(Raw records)
▬▬▬▬▬▬

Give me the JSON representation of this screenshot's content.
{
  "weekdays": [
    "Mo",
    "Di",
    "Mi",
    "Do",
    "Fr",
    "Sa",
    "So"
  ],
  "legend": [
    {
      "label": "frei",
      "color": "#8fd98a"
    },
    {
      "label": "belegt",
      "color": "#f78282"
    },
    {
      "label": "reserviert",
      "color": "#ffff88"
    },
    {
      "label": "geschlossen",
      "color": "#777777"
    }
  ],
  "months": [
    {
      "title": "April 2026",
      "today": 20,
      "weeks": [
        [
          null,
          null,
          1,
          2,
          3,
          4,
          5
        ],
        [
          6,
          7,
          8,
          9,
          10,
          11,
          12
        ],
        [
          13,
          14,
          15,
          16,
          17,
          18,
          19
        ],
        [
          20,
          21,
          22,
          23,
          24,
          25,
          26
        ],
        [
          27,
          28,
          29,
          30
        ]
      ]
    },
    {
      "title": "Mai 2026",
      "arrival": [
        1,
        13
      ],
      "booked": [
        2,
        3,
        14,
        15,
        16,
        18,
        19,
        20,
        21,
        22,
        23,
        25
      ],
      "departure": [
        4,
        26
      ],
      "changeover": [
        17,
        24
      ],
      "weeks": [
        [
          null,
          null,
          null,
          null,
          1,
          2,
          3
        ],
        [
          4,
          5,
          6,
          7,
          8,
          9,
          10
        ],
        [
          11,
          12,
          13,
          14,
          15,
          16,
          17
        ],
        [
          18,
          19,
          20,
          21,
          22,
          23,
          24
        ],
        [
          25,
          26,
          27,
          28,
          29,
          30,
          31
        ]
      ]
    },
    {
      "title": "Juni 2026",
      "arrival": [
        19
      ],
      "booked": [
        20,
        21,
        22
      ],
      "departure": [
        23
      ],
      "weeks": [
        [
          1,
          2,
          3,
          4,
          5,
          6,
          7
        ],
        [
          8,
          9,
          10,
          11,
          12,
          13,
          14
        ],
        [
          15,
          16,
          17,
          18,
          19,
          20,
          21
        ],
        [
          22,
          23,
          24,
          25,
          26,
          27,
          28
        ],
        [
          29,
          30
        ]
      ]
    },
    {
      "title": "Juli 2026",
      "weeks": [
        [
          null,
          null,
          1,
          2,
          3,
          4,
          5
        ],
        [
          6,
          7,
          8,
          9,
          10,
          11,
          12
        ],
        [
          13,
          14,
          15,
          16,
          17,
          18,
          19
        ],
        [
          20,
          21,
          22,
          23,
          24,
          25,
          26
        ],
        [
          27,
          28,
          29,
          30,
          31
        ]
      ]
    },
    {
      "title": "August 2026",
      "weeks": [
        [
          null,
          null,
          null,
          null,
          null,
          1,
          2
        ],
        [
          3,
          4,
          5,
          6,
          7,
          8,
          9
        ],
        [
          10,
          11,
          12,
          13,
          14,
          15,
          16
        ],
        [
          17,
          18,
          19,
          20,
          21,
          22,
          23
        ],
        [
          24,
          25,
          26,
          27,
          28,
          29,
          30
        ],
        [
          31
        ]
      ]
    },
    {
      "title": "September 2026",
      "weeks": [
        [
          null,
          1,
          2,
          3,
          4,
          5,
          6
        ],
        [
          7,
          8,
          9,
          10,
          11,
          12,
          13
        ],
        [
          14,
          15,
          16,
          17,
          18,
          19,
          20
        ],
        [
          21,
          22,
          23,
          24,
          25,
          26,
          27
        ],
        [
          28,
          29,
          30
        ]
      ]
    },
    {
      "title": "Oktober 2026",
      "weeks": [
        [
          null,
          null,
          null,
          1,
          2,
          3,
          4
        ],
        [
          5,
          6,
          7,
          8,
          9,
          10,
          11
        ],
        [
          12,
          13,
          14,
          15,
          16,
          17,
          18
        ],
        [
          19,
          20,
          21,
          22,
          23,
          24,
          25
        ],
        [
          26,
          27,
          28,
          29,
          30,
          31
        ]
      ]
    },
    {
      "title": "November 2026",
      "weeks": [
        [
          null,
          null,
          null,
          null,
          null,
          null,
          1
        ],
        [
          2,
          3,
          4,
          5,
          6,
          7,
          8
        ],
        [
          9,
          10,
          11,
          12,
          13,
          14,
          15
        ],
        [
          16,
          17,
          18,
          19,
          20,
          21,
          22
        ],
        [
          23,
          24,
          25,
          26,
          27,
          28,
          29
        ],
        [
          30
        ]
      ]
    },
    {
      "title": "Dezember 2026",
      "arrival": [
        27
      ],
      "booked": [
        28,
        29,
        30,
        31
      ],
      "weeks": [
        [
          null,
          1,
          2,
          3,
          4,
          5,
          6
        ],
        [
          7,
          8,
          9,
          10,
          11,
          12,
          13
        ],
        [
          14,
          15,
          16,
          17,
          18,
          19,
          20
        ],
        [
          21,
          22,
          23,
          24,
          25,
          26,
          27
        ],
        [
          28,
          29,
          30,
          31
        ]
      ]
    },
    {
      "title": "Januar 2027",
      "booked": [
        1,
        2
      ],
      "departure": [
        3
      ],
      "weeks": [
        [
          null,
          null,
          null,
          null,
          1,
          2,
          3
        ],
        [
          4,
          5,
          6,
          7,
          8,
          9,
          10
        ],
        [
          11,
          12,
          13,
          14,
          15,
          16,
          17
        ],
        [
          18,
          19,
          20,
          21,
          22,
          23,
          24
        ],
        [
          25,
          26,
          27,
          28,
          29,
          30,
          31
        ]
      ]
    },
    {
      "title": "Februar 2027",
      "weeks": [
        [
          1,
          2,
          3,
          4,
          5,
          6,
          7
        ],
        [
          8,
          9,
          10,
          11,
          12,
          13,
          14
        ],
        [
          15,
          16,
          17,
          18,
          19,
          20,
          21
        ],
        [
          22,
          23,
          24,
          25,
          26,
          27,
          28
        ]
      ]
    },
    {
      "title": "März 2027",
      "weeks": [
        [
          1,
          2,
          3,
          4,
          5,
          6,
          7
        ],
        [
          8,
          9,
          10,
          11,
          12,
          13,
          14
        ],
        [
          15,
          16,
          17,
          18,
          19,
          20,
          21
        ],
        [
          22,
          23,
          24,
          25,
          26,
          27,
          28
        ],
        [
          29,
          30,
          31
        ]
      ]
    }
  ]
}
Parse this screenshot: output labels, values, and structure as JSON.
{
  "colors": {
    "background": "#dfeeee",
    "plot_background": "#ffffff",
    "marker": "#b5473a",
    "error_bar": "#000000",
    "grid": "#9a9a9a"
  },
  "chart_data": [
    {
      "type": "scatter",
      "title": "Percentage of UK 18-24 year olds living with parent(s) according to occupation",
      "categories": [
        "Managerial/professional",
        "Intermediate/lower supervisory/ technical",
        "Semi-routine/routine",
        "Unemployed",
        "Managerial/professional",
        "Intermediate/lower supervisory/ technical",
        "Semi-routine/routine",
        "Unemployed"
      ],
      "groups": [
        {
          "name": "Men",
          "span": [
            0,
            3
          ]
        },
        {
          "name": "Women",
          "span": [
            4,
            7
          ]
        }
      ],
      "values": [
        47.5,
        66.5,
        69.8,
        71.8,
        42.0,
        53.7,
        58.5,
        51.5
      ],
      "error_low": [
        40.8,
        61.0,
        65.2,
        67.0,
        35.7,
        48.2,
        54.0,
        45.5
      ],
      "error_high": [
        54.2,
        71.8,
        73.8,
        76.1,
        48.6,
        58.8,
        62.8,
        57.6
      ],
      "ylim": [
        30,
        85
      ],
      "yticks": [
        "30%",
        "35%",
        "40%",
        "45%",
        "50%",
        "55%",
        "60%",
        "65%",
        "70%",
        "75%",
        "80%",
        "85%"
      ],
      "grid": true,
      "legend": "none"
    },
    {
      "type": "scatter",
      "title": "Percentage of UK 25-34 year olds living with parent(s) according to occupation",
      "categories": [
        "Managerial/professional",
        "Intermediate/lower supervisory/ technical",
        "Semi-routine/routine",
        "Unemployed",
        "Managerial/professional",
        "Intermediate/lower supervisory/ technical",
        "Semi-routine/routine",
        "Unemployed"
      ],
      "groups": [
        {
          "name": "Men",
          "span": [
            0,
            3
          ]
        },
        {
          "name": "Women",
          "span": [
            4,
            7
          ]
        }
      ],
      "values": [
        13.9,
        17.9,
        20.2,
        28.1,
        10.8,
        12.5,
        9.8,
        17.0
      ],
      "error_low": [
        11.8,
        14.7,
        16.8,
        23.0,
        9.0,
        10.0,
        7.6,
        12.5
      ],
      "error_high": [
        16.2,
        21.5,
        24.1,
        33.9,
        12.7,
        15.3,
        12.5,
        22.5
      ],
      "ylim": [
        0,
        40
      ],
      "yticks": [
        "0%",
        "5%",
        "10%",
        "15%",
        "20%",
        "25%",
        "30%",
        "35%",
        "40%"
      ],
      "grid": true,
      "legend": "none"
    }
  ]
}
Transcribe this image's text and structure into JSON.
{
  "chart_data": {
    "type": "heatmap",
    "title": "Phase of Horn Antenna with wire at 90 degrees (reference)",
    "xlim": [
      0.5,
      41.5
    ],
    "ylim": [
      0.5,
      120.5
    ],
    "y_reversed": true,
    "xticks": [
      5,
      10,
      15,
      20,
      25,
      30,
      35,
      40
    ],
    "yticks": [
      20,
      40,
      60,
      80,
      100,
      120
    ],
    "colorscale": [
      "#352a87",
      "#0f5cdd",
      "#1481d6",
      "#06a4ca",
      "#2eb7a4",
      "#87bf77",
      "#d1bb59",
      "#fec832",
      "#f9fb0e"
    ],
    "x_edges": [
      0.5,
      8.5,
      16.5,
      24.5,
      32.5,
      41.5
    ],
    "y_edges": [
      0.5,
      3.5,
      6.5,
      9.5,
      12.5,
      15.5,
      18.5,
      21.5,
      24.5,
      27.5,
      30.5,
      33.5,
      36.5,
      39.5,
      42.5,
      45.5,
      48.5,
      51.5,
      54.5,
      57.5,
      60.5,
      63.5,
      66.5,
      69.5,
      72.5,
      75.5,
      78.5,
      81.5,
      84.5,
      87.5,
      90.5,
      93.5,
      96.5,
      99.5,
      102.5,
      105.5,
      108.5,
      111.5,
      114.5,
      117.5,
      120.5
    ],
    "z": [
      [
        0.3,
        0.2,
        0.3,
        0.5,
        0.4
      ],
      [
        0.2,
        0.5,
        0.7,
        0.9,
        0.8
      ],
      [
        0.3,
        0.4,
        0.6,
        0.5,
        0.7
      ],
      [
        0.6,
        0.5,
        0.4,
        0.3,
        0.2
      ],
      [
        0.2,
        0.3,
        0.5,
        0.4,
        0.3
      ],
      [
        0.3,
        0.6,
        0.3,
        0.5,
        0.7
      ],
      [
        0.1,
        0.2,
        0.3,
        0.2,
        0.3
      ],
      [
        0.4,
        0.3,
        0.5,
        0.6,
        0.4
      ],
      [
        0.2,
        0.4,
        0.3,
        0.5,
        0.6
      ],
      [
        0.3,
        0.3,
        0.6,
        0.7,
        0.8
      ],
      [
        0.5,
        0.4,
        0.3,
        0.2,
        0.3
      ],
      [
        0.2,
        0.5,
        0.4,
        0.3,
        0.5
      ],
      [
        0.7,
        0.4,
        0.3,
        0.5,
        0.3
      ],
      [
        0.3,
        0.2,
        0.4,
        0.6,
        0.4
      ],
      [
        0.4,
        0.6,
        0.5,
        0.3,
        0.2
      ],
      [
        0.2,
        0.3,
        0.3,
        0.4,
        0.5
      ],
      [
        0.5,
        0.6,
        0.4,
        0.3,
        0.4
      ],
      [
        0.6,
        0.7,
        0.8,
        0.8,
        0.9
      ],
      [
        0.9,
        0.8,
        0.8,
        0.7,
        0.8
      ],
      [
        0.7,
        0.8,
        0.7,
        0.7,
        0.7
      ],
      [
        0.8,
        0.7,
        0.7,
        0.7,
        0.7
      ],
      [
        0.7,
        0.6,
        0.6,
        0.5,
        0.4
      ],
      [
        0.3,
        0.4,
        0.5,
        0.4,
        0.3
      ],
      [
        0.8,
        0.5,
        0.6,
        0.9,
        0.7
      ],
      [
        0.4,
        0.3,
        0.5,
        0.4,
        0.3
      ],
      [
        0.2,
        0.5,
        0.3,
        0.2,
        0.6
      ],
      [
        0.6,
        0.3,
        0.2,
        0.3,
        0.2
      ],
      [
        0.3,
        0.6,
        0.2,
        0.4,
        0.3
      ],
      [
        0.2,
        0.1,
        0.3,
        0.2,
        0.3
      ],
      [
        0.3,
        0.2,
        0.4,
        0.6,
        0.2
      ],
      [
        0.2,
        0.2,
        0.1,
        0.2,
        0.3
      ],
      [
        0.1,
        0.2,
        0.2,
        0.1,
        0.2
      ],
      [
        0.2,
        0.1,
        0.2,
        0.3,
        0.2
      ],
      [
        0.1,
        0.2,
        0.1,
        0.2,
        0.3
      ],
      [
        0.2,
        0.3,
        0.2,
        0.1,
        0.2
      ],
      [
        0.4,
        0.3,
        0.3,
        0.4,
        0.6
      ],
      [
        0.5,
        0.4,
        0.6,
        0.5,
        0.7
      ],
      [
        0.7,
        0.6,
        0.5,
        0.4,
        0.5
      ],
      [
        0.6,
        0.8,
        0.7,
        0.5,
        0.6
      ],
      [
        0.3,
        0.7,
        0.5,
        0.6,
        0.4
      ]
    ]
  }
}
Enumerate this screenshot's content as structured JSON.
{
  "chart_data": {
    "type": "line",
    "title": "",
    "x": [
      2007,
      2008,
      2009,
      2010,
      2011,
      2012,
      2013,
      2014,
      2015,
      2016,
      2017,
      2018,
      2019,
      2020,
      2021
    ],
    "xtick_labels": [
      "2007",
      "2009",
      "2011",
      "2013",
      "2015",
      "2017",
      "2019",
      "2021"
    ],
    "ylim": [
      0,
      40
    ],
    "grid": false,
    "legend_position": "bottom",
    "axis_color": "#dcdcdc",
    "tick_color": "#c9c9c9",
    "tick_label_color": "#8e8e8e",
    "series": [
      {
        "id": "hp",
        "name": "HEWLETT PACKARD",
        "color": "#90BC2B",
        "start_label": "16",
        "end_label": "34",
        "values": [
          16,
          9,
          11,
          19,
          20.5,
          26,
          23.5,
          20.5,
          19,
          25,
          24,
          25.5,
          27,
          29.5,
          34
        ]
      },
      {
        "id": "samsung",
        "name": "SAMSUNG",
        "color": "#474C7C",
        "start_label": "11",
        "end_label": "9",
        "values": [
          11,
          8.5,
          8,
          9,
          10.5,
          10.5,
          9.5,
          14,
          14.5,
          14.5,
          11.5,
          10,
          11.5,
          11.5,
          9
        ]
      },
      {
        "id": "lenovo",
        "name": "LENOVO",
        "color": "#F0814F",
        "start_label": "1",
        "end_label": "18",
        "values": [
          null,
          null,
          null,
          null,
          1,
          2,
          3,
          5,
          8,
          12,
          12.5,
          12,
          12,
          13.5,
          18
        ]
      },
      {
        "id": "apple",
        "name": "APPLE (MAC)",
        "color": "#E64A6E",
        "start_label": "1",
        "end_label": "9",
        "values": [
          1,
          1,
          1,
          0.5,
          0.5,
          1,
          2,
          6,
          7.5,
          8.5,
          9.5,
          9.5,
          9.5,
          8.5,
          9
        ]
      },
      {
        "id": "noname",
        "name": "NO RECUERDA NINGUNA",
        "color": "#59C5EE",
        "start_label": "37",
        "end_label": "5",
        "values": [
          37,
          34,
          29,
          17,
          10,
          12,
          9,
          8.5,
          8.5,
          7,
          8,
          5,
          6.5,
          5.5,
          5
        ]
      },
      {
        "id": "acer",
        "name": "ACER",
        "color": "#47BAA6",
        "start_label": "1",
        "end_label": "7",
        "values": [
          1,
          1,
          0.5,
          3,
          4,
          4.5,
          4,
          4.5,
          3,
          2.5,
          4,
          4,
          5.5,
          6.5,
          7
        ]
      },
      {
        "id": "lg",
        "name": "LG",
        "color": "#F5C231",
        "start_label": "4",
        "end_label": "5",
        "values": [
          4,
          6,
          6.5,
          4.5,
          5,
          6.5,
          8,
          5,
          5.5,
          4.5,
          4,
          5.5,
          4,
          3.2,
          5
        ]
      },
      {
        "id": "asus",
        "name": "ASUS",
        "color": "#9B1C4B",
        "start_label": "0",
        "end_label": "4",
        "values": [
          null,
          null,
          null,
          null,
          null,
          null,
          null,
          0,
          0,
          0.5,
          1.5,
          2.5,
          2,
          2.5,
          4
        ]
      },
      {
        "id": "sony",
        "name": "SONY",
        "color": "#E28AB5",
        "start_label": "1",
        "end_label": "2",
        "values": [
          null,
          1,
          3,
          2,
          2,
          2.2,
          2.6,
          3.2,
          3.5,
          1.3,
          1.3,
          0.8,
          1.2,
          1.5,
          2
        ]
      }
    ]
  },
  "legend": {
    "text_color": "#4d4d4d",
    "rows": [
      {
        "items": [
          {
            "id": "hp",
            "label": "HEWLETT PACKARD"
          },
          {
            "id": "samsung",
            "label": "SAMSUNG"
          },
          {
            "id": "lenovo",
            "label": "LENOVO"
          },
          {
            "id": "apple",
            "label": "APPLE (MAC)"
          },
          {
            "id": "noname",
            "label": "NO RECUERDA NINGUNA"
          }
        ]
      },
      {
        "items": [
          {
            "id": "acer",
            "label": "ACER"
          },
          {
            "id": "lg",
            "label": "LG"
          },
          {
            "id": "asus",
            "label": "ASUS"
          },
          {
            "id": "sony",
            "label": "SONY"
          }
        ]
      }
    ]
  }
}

▬▬▬▬▬▬

Gather up, from the records above, each line where the word "parent" appears.

      "title": "Percentage of UK 18-24 year olds living with parent(s) according to occupation",
      "title": "Percentage of UK 25-34 year olds living with parent(s) according to occupation",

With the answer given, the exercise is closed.